<<<<

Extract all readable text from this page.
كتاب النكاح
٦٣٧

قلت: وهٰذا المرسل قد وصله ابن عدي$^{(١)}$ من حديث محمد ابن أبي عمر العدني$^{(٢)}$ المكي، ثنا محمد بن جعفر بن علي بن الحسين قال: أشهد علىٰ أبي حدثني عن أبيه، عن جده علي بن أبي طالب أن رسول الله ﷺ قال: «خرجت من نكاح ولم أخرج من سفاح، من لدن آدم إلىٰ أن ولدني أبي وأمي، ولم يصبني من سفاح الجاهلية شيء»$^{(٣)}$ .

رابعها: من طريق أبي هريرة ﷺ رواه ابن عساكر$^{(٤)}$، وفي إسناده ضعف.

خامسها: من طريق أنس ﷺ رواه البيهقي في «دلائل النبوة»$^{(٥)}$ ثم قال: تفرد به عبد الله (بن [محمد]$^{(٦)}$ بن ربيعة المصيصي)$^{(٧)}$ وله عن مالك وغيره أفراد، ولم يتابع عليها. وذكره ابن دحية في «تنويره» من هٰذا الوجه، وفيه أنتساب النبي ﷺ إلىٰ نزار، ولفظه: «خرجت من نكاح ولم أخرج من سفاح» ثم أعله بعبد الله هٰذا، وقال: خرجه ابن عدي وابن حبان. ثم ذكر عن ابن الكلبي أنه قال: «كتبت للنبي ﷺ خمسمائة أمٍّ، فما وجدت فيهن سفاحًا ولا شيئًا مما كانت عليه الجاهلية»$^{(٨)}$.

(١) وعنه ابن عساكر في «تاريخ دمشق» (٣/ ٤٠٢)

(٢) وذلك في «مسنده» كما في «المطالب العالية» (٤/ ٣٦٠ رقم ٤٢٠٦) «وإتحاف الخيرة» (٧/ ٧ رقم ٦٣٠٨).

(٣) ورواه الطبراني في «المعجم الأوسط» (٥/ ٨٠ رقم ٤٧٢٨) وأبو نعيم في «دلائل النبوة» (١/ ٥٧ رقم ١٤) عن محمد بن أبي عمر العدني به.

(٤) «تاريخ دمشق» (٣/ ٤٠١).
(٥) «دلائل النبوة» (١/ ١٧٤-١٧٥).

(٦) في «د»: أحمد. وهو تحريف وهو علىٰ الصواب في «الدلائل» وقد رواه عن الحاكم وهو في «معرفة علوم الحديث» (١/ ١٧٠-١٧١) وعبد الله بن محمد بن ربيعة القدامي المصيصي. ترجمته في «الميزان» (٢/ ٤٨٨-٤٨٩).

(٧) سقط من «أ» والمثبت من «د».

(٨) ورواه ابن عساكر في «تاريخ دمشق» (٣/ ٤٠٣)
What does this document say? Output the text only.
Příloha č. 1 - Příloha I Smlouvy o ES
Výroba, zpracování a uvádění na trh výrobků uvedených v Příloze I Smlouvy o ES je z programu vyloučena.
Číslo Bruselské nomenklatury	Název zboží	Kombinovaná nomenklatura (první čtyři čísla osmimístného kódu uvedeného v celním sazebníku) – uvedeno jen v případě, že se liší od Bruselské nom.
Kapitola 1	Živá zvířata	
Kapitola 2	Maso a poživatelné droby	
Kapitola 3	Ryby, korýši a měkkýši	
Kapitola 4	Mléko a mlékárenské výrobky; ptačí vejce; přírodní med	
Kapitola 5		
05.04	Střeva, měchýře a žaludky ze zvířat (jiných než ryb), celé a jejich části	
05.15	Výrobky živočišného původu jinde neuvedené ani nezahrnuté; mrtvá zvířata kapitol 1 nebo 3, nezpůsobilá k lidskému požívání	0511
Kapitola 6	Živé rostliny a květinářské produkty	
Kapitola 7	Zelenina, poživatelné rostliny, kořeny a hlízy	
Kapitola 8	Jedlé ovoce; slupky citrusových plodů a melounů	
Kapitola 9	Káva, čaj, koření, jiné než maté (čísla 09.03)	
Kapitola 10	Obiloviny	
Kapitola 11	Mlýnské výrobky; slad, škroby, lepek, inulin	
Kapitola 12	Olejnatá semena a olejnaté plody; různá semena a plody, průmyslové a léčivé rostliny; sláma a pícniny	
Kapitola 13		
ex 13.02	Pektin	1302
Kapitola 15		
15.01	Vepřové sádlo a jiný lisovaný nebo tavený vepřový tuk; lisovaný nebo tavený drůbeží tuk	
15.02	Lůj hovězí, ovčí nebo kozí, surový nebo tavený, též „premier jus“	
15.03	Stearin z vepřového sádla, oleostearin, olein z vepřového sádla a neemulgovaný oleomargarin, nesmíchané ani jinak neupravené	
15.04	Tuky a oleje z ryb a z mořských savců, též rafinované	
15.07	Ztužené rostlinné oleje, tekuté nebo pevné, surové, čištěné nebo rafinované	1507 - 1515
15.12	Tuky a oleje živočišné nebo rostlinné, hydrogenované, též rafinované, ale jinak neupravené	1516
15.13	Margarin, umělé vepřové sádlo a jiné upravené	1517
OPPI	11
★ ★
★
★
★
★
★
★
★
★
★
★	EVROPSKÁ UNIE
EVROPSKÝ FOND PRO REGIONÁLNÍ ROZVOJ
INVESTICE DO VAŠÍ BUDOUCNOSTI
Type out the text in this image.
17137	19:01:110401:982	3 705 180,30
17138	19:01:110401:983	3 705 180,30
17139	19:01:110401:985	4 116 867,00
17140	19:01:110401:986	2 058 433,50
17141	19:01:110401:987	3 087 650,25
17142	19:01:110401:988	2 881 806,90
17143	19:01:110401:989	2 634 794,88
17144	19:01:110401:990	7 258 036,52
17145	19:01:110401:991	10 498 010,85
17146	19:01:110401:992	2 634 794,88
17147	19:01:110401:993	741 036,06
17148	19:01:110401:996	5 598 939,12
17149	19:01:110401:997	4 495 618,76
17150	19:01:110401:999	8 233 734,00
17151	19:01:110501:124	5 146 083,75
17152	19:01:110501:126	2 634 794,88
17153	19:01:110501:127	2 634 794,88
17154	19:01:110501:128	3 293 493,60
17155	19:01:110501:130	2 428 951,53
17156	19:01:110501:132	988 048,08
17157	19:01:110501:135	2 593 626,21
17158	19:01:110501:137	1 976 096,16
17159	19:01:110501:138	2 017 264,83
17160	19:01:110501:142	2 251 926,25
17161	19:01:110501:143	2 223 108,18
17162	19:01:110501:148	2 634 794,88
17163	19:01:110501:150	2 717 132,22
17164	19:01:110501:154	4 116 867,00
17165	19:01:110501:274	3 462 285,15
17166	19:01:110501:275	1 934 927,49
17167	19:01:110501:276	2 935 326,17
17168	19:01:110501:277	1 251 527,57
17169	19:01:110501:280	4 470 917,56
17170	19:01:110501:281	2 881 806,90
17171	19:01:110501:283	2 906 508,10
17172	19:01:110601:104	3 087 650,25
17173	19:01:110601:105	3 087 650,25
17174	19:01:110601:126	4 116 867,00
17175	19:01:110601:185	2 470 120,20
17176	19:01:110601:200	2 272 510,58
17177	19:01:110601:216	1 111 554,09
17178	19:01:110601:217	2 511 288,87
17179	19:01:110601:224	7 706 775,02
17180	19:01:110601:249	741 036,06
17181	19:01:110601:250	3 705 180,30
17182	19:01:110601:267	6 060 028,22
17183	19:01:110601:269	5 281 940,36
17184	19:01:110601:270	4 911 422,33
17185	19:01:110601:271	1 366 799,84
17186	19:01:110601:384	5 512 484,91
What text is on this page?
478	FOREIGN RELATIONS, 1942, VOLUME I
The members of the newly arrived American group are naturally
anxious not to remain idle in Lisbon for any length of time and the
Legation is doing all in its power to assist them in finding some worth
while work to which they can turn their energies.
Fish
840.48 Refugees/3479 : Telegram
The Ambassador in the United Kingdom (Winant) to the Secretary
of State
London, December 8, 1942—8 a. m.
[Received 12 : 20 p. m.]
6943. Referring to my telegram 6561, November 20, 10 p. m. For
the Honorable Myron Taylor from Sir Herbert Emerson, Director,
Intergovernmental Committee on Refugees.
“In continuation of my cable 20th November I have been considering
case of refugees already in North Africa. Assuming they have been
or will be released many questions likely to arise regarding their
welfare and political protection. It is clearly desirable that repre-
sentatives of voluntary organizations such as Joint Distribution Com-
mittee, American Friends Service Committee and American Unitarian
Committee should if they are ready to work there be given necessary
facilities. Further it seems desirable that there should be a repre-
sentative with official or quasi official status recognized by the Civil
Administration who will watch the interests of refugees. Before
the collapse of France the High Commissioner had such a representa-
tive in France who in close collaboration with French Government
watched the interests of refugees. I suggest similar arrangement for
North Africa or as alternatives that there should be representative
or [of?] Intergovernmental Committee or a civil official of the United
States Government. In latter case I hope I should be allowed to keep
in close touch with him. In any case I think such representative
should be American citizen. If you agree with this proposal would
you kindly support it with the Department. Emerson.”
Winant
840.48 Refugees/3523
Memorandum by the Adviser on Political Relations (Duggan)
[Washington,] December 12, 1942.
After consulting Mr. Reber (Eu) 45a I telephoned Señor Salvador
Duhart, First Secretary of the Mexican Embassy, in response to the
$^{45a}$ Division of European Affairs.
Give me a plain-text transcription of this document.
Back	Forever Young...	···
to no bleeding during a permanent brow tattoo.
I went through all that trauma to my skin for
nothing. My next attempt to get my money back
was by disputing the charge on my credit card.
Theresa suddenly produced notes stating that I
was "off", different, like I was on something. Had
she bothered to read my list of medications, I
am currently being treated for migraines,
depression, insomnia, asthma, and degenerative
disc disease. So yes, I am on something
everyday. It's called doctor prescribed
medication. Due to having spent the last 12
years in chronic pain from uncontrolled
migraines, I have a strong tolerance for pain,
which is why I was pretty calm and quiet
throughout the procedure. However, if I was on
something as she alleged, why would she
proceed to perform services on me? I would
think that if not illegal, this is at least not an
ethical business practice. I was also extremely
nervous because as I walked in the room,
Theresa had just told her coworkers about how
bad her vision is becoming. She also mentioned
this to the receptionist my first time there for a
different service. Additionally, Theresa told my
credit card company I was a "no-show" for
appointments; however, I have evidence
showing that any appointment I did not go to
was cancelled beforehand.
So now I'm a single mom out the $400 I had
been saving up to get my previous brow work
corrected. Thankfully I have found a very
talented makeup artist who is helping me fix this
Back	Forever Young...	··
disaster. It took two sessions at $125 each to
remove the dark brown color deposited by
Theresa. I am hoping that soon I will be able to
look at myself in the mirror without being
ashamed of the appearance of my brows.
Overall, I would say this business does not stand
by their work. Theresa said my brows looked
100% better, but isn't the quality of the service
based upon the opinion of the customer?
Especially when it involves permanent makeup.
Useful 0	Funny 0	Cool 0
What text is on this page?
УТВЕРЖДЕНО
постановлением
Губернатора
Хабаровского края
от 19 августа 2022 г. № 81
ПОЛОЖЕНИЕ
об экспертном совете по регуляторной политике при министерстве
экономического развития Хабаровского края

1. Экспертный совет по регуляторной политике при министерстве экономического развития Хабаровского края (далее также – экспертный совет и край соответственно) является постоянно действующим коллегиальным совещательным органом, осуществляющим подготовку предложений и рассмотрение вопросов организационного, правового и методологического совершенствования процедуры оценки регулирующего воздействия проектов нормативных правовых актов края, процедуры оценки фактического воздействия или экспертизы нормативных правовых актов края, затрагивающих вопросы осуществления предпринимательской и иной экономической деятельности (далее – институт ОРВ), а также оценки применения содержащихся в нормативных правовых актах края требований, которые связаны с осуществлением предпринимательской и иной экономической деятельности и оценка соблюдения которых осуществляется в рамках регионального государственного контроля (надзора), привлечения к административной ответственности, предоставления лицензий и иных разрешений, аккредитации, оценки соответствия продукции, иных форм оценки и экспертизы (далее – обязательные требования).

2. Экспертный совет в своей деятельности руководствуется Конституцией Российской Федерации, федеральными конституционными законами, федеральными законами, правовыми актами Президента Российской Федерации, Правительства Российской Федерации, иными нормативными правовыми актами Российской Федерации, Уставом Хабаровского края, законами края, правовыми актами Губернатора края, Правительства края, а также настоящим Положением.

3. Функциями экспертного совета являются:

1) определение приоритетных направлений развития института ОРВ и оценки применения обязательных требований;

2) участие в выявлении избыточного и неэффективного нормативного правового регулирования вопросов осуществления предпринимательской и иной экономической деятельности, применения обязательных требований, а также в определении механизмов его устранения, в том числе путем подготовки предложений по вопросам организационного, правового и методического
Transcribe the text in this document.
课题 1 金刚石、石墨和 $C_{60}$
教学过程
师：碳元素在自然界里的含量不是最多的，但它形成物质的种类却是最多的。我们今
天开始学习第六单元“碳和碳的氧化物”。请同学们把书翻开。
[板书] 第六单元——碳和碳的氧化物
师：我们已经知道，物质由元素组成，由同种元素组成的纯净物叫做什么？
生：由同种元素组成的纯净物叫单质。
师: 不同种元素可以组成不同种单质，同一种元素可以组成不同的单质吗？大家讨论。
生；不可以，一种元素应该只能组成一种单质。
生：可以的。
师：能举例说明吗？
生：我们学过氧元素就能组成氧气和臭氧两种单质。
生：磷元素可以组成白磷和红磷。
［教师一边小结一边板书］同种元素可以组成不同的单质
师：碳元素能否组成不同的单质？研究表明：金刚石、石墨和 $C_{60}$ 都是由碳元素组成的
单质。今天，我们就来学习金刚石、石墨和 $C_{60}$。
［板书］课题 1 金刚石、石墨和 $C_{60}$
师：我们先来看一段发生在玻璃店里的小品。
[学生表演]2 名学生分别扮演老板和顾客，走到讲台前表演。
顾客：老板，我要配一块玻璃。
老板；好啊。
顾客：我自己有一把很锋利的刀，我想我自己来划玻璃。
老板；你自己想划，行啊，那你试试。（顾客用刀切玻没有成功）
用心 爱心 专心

>>>>

### AIM
From the data, list each line in which the string "rafinované" appears.

### SOLUTION
15.04	Tuky a oleje z ryb a z mořských savců, též rafinované	
15.07	Ztužené rostlinné oleje, tekuté nebo pevné, surové, čištěné nebo rafinované	1507 - 1515
15.12	Tuky a oleje živočišné nebo rostlinné, hydrogenované, též rafinované, ale jinak neupravené	1516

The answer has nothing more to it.